+++ RECORDS PROVIDED

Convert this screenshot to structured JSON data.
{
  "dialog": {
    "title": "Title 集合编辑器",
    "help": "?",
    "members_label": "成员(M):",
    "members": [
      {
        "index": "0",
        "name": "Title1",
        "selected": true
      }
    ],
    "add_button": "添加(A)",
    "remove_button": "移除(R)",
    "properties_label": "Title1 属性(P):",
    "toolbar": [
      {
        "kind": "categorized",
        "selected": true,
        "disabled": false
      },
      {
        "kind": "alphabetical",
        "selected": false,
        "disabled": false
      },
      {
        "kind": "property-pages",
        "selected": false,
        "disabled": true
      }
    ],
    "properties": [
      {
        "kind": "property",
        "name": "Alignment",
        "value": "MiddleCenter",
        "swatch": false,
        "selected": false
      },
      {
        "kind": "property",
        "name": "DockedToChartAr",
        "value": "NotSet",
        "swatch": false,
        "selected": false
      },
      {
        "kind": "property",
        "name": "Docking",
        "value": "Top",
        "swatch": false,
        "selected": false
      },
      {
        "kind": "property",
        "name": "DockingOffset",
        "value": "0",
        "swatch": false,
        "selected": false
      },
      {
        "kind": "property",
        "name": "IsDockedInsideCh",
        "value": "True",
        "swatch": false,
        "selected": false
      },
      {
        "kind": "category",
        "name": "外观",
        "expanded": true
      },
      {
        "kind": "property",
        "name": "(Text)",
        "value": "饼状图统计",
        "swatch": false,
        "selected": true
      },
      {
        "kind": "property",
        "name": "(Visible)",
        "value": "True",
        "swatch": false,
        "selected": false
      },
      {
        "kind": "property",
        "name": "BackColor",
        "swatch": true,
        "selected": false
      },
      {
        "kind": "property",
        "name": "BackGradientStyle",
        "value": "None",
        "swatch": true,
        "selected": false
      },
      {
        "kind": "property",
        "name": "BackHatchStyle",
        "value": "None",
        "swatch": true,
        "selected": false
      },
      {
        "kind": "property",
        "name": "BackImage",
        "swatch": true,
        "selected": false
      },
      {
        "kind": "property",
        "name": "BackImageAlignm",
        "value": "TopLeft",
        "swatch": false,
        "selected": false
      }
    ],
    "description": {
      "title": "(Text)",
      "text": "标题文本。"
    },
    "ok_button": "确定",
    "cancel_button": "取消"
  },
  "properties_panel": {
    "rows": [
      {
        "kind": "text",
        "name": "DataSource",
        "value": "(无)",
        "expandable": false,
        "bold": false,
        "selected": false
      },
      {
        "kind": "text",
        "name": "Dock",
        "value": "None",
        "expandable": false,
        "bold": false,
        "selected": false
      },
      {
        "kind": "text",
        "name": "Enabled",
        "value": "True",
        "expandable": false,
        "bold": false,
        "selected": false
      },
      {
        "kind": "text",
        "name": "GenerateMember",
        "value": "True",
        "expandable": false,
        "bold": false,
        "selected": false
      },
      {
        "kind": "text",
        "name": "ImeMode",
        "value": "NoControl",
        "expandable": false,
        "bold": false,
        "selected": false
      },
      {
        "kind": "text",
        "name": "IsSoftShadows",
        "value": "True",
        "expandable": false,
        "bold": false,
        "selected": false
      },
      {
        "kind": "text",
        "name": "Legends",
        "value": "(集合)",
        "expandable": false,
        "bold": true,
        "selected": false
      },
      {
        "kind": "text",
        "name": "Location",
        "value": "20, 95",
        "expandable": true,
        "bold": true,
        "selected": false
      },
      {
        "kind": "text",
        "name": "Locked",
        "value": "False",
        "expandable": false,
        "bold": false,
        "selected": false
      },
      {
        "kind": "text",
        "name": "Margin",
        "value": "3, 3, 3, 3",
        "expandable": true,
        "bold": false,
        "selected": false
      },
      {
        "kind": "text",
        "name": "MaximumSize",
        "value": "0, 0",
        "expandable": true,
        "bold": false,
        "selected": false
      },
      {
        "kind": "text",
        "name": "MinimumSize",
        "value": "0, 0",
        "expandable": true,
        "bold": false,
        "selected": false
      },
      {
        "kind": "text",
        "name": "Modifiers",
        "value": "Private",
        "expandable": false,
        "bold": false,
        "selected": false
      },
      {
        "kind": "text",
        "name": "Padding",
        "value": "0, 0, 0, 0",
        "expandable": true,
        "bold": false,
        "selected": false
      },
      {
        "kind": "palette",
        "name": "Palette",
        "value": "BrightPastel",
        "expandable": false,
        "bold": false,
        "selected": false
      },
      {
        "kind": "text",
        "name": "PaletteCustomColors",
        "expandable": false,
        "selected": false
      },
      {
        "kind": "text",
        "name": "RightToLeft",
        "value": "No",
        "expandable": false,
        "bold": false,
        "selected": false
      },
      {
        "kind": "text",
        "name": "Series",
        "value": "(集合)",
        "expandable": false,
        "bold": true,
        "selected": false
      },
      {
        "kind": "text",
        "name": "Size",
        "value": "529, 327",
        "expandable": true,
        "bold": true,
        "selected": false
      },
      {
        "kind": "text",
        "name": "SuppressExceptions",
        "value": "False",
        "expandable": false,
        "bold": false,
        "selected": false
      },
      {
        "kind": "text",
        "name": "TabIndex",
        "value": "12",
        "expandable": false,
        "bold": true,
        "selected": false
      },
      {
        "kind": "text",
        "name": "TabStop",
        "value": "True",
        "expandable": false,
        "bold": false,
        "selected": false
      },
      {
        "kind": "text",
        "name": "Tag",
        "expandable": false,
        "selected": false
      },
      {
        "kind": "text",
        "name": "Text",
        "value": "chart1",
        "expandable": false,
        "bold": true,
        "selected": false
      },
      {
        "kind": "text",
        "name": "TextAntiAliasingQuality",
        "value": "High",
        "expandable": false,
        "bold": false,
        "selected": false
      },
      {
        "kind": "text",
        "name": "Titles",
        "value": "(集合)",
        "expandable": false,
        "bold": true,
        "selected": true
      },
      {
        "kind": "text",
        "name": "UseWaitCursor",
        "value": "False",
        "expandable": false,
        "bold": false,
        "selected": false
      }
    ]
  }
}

++++++

## WRITTEN PROBLEM
Nothing should be left out: return all of the records exactly.

## OUTPUT FOR THIS TASK
Convert this screenshot to structured JSON data.
{
  "dialog": {
    "title": "Title 集合编辑器",
    "help": "?",
    "members_label": "成员(M):",
    "members": [
      {
        "index": "0",
        "name": "Title1",
        "selected": true
      }
    ],
    "add_button": "添加(A)",
    "remove_button": "移除(R)",
    "properties_label": "Title1 属性(P):",
    "toolbar": [
      {
        "kind": "categorized",
        "selected": true,
        "disabled": false
      },
      {
        "kind": "alphabetical",
        "selected": false,
        "disabled": false
      },
      {
        "kind": "property-pages",
        "selected": false,
        "disabled": true
      }
    ],
    "properties": [
      {
        "kind": "property",
        "name": "Alignment",
        "value": "MiddleCenter",
        "swatch": false,
        "selected": false
      },
      {
        "kind": "property",
        "name": "DockedToChartAr",
        "value": "NotSet",
        "swatch": false,
        "selected": false
      },
      {
        "kind": "property",
        "name": "Docking",
        "value": "Top",
        "swatch": false,
        "selected": false
      },
      {
        "kind": "property",
        "name": "DockingOffset",
        "value": "0",
        "swatch": false,
        "selected": false
      },
      {
        "kind": "property",
        "name": "IsDockedInsideCh",
        "value": "True",
        "swatch": false,
        "selected": false
      },
      {
        "kind": "category",
        "name": "外观",
        "expanded": true
      },
      {
        "kind": "property",
        "name": "(Text)",
        "value": "饼状图统计",
        "swatch": false,
        "selected": true
      },
      {
        "kind": "property",
        "name": "(Visible)",
        "value": "True",
        "swatch": false,
        "selected": false
      },
      {
        "kind": "property",
        "name": "BackColor",
        "swatch": true,
        "selected": false
      },
      {
        "kind": "property",
        "name": "BackGradientStyle",
        "value": "None",
        "swatch": true,
        "selected": false
      },
      {
        "kind": "property",
        "name": "BackHatchStyle",
        "value": "None",
        "swatch": true,
        "selected": false
      },
      {
        "kind": "property",
        "name": "BackImage",
        "swatch": true,
        "selected": false
      },
      {
        "kind": "property",
        "name": "BackImageAlignm",
        "value": "TopLeft",
        "swatch": false,
        "selected": false
      }
    ],
    "description": {
      "title": "(Text)",
      "text": "标题文本。"
    },
    "ok_button": "确定",
    "cancel_button": "取消"
  },
  "properties_panel": {
    "rows": [
      {
        "kind": "text",
        "name": "DataSource",
        "value": "(无)",
        "expandable": false,
        "bold": false,
        "selected": false
      },
      {
        "kind": "text",
        "name": "Dock",
        "value": "None",
        "expandable": false,
        "bold": false,
        "selected": false
      },
      {
        "kind": "text",
        "name": "Enabled",
        "value": "True",
        "expandable": false,
        "bold": false,
        "selected": false
      },
      {
        "kind": "text",
        "name": "GenerateMember",
        "value": "True",
        "expandable": false,
        "bold": false,
        "selected": false
      },
      {
        "kind": "text",
        "name": "ImeMode",
        "value": "NoControl",
        "expandable": false,
        "bold": false,
        "selected": false
      },
      {
        "kind": "text",
        "name": "IsSoftShadows",
        "value": "True",
        "expandable": false,
        "bold": false,
        "selected": false
      },
      {
        "kind": "text",
        "name": "Legends",
        "value": "(集合)",
        "expandable": false,
        "bold": true,
        "selected": false
      },
      {
        "kind": "text",
        "name": "Location",
        "value": "20, 95",
        "expandable": true,
        "bold": true,
        "selected": false
      },
      {
        "kind": "text",
        "name": "Locked",
        "value": "False",
        "expandable": false,
        "bold": false,
        "selected": false
      },
      {
        "kind": "text",
        "name": "Margin",
        "value": "3, 3, 3, 3",
        "expandable": true,
        "bold": false,
        "selected": false
      },
      {
        "kind": "text",
        "name": "MaximumSize",
        "value": "0, 0",
        "expandable": true,
        "bold": false,
        "selected": false
      },
      {
        "kind": "text",
        "name": "MinimumSize",
        "value": "0, 0",
        "expandable": true,
        "bold": false,
        "selected": false
      },
      {
        "kind": "text",
        "name": "Modifiers",
        "value": "Private",
        "expandable": false,
        "bold": false,
        "selected": false
      },
      {
        "kind": "text",
        "name": "Padding",
        "value": "0, 0, 0, 0",
        "expandable": true,
        "bold": false,
        "selected": false
      },
      {
        "kind": "palette",
        "name": "Palette",
        "value": "BrightPastel",
        "expandable": false,
        "bold": false,
        "selected": false
      },
      {
        "kind": "text",
        "name": "PaletteCustomColors",
        "expandable": false,
        "selected": false
      },
      {
        "kind": "text",
        "name": "RightToLeft",
        "value": "No",
        "expandable": false,
        "bold": false,
        "selected": false
      },
      {
        "kind": "text",
        "name": "Series",
        "value": "(集合)",
        "expandable": false,
        "bold": true,
        "selected": false
      },
      {
        "kind": "text",
        "name": "Size",
        "value": "529, 327",
        "expandable": true,
        "bold": true,
        "selected": false
      },
      {
        "kind": "text",
        "name": "SuppressExceptions",
        "value": "False",
        "expandable": false,
        "bold": false,
        "selected": false
      },
      {
        "kind": "text",
        "name": "TabIndex",
        "value": "12",
        "expandable": false,
        "bold": true,
        "selected": false
      },
      {
        "kind": "text",
        "name": "TabStop",
        "value": "True",
        "expandable": false,
        "bold": false,
        "selected": false
      },
      {
        "kind": "text",
        "name": "Tag",
        "expandable": false,
        "selected": false
      },
      {
        "kind": "text",
        "name": "Text",
        "value": "chart1",
        "expandable": false,
        "bold": true,
        "selected": false
      },
      {
        "kind": "text",
        "name": "TextAntiAliasingQuality",
        "value": "High",
        "expandable": false,
        "bold": false,
        "selected": false
      },
      {
        "kind": "text",
        "name": "Titles",
        "value": "(集合)",
        "expandable": false,
        "bold": true,
        "selected": true
      },
      {
        "kind": "text",
        "name": "UseWaitCursor",
        "value": "False",
        "expandable": false,
        "bold": false,
        "selected": false
      }
    ]
  }
}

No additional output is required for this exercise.